---------- Data supplied

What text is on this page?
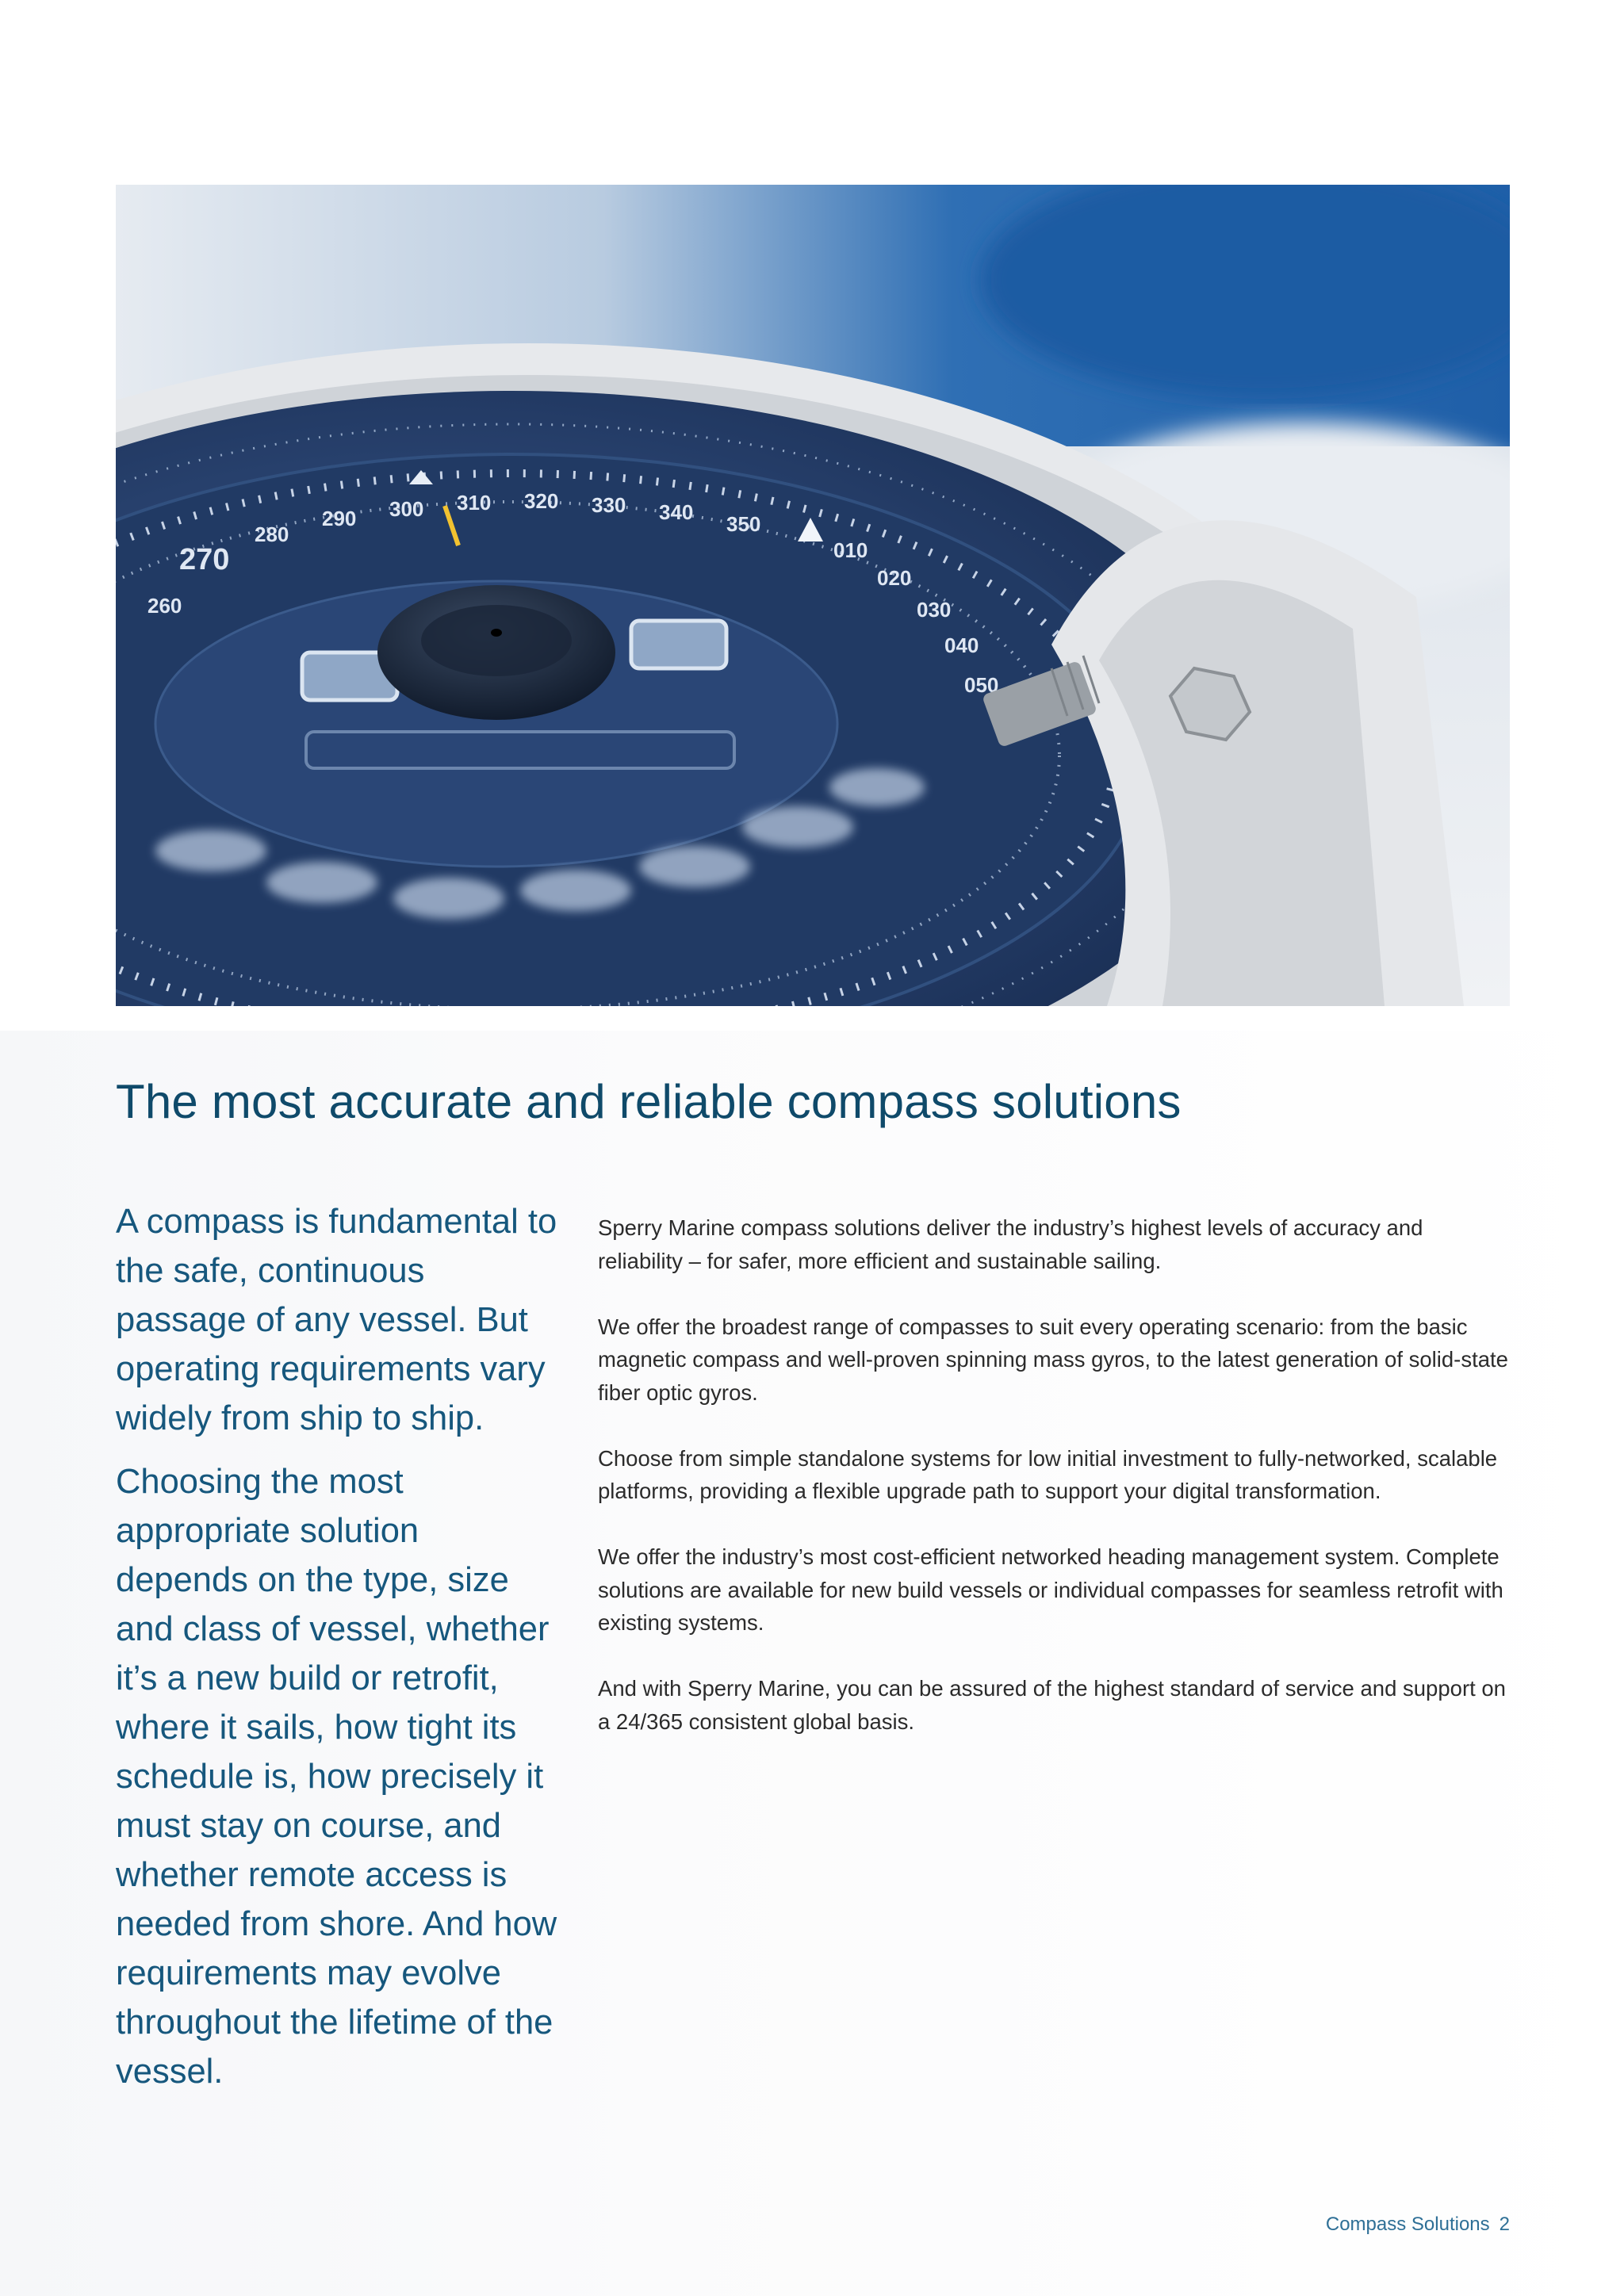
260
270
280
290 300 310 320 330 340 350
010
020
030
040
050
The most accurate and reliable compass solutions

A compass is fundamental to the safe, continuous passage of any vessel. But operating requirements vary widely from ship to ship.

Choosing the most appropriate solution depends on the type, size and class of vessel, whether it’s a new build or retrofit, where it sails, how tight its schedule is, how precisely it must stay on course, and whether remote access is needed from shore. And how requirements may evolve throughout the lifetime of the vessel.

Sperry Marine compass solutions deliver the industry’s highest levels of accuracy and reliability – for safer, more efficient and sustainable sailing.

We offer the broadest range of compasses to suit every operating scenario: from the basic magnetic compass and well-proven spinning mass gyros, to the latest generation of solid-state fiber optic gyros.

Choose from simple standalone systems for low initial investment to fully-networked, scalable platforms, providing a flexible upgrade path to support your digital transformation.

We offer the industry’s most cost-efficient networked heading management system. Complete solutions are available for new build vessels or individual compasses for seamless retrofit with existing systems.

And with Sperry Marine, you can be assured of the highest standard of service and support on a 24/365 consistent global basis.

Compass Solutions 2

--------------------

_Task to carry out_. Give back each entry exactly as it appears, with no pictures.

_Output for this exercise_.
What text is on this page?
260
270
280
290 300 310 320 330 340 350
010
020
030
040
050
The most accurate and reliable compass solutions

A compass is fundamental to the safe, continuous passage of any vessel. But operating requirements vary widely from ship to ship.

Choosing the most appropriate solution depends on the type, size and class of vessel, whether it’s a new build or retrofit, where it sails, how tight its schedule is, how precisely it must stay on course, and whether remote access is needed from shore. And how requirements may evolve throughout the lifetime of the vessel.

Sperry Marine compass solutions deliver the industry’s highest levels of accuracy and reliability – for safer, more efficient and sustainable sailing.

We offer the broadest range of compasses to suit every operating scenario: from the basic magnetic compass and well-proven spinning mass gyros, to the latest generation of solid-state fiber optic gyros.

Choose from simple standalone systems for low initial investment to fully-networked, scalable platforms, providing a flexible upgrade path to support your digital transformation.

We offer the industry’s most cost-efficient networked heading management system. Complete solutions are available for new build vessels or individual compasses for seamless retrofit with existing systems.

And with Sperry Marine, you can be assured of the highest standard of service and support on a 24/365 consistent global basis.

Compass Solutions 2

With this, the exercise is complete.